§ Fragmento del texto
--

El mar, motivo prominente de la estética de Pellicer, presente también en los versos del Marco Antonio Acosta que apenas frisaba para entonces los veinte años. Donde Pellicer escribe "¡Ay, poesía/ que te vienes a bañar/ sin saber lo que es el mar!", Acosta convocaba a los poemas por su constitución emparentada con el misterio del mar infinito: "...amar es encontrar oh Poesía/tus palabras recientes/ tu misterio marino/tu canto de sirena..." Por otro lado, en un buen tramo de esta poesía primera, algunos elementos evidentes de la composición pelliceriana (el sol, la figura de la madre, el canto al héroe) se constituyen en muestras de asimilación y apropiación temática: Marco Antonio Acosta los reelabora y los nutre a partir de lecturas adquiridas, principalmente, del orbe hispanoamericano surgido tras el fin del movimiento modernista.

--

Entradas del conjunto de datos
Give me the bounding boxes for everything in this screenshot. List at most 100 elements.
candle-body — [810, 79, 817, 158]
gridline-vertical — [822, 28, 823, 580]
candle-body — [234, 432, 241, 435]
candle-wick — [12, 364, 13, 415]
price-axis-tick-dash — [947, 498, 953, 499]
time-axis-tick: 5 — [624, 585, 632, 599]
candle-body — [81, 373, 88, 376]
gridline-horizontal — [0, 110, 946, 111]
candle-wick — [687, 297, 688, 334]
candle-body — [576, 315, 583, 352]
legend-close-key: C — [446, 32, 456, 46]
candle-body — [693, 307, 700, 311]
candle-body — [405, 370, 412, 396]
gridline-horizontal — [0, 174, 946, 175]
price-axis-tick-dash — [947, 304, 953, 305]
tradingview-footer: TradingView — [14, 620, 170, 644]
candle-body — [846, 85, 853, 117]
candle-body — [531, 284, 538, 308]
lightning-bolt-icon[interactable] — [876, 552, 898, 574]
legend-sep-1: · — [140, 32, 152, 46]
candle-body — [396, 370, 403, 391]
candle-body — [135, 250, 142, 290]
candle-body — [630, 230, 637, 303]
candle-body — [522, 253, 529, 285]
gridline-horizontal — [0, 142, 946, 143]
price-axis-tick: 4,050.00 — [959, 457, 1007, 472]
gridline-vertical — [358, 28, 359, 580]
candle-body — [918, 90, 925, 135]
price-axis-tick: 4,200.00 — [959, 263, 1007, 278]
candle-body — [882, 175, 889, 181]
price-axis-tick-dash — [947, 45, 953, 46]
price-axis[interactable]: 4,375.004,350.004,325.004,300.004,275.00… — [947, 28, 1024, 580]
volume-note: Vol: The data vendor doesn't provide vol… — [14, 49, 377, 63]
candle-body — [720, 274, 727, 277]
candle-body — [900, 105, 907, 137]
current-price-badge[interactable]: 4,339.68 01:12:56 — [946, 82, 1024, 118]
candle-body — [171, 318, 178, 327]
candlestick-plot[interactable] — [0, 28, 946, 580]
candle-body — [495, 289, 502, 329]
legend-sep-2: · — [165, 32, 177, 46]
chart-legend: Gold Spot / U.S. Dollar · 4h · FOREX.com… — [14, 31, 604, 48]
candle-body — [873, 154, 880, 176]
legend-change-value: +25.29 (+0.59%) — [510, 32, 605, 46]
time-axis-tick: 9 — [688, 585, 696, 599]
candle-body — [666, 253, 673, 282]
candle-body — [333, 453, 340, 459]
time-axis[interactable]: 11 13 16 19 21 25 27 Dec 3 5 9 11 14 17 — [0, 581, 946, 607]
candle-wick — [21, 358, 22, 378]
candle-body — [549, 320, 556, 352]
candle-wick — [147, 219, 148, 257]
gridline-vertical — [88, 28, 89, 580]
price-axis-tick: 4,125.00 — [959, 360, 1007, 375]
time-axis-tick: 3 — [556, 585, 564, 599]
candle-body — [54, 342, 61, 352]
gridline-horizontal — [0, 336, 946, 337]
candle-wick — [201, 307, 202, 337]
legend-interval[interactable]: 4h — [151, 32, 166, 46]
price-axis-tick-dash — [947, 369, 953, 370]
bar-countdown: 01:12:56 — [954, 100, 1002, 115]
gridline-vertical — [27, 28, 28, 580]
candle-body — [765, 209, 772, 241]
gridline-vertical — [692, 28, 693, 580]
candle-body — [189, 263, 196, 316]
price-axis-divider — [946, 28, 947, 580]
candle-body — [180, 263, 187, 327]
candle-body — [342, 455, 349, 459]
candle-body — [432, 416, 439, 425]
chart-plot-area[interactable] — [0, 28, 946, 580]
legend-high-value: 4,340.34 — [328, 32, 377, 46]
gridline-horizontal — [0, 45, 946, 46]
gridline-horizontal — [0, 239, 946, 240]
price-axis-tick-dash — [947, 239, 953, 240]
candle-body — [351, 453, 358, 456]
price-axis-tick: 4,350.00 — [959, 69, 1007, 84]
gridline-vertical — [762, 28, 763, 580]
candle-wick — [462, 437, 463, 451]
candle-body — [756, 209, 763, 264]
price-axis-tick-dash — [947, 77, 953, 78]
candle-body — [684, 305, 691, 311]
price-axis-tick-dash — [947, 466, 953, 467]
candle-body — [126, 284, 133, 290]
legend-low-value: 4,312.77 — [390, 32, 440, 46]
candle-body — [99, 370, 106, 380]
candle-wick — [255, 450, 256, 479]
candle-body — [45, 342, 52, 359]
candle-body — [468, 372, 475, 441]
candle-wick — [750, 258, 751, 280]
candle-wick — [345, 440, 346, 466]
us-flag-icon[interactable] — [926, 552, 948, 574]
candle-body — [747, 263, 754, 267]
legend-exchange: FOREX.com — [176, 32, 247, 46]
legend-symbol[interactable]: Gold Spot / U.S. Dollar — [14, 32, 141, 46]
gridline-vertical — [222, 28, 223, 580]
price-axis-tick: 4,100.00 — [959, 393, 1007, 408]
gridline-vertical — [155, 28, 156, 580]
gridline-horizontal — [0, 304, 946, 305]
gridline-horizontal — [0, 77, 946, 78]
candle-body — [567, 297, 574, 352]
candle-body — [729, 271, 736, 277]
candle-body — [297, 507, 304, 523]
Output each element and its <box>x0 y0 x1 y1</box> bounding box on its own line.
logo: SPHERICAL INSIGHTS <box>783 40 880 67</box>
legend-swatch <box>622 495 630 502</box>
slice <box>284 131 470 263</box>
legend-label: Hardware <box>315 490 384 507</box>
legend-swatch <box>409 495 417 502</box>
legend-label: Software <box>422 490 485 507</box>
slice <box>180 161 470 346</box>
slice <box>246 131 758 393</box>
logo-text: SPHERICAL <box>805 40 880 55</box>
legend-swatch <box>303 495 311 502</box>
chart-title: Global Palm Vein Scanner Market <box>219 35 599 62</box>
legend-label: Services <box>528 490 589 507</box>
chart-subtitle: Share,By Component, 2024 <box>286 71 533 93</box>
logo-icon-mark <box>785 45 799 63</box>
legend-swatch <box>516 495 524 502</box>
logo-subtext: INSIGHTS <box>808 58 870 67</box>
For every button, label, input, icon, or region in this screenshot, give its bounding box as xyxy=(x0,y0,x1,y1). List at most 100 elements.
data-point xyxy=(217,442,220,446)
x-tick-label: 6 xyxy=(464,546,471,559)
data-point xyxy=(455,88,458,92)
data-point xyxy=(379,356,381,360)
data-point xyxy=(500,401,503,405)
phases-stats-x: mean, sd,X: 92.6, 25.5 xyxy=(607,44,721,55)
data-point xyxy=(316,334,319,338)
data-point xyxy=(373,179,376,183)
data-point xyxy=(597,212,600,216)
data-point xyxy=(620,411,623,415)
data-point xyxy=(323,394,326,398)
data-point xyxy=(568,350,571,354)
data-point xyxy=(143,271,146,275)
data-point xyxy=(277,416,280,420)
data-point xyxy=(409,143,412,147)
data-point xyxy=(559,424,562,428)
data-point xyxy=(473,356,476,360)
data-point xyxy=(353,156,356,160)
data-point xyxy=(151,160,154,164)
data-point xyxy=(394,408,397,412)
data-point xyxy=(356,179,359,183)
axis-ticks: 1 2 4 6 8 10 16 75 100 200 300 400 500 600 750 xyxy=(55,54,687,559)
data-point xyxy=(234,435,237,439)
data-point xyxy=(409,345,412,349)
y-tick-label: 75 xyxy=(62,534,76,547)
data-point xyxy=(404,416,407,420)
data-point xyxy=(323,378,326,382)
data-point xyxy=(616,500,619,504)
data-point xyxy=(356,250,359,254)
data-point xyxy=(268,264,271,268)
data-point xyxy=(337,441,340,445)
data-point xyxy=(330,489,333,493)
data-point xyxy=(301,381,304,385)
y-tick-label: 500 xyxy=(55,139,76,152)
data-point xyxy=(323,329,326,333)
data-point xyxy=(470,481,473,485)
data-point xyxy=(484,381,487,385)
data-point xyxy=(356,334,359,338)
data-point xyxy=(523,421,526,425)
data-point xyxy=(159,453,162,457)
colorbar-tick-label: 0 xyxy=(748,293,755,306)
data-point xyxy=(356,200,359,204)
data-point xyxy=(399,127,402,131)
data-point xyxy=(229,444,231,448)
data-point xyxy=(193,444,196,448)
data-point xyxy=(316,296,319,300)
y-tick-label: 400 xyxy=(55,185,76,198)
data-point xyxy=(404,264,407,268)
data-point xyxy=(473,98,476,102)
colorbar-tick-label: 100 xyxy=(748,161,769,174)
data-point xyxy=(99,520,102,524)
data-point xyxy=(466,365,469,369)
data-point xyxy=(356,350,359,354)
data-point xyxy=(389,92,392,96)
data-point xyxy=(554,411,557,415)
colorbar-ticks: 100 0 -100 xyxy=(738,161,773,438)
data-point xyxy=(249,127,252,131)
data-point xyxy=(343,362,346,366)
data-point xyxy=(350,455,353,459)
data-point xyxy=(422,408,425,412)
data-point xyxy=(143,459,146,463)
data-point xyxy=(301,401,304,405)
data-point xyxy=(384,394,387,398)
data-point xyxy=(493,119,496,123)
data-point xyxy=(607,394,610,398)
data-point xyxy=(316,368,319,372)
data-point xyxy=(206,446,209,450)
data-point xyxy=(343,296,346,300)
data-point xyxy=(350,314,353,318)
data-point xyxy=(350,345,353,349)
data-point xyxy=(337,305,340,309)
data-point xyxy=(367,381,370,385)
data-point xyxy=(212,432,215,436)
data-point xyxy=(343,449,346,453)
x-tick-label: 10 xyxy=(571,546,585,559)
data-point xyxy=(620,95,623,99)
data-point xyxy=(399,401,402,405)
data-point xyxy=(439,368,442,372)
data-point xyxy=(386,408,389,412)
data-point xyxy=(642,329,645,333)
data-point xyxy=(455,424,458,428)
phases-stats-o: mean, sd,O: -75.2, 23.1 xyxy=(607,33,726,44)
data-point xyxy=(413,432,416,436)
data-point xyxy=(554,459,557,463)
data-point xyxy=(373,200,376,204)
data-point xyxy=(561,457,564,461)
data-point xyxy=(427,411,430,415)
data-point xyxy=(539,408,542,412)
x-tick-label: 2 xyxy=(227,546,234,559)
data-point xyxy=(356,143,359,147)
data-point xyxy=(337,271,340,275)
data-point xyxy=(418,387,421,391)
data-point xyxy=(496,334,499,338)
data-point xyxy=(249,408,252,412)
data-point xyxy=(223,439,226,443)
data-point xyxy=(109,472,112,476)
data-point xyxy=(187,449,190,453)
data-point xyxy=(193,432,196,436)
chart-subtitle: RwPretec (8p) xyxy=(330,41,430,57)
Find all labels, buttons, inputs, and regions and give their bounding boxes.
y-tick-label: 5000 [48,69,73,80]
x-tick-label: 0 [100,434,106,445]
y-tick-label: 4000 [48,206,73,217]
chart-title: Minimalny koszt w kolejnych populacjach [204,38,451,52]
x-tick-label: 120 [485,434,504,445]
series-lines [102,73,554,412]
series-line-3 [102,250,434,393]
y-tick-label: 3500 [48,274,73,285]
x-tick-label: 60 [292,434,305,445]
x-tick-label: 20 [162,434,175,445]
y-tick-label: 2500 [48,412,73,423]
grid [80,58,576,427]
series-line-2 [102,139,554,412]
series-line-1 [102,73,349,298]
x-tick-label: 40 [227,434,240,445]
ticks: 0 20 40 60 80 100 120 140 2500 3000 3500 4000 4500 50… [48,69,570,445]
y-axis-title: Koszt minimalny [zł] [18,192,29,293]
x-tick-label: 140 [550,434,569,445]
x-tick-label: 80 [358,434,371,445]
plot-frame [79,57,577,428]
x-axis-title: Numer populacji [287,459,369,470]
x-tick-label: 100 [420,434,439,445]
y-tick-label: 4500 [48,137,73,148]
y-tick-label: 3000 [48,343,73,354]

--

§ Consigna 1
Responde según el fragmento sobre Pellicer y Marco Antonio Acosta:
(a) ¿Qué edad tenía Acosta, más o menos, en la época de esos versos?
(b) ¿Qué tres elementos de la composición pelliceriana se nombran?
(c) ¿De dónde proceden principalmente las lecturas con que Acosta reelabora esos elementos?
§ Consigna 2
Prosigue el fragmento sobre la poesía de Pellicer y Marco Antonio Acosta a partir de su última oración.

§ Respuesta 1
(a) Apenas frisaba los veinte años.
(b) El sol, la figura de la madre y el canto al héroe.
(c) Del orbe hispanoamericano surgido tras el fin del movimiento modernista.

§ Respuesta 2
Allí abreva el poeta cardenense que, como el propio Pellicer, se aparta de la grandilocuencia del "canto del cisne" para optar por esos terrenos de valles y cimas que son la poesía intimista y la llamada "poesía social", uno de cuyos más altos exponentes fue en su momento, en Latinoamérica, Pablo Neruda. Ejemplo de ese intimismo pulcramente tratado en Venia del sur es el poema "Más al fondo de mí", ceremoniosa y melódica construcción que expone, como ningún otro poema del conjunto, el oficio de Marco Antonio Acosta para erigir sonoridades verbales sobre las bases del lenguaje.

                       Más al fondo de mí, desde el interior
                       de su república geológica se construye
                       la luz desde los astilleros de mis ojos
                       consagrados al color de los días.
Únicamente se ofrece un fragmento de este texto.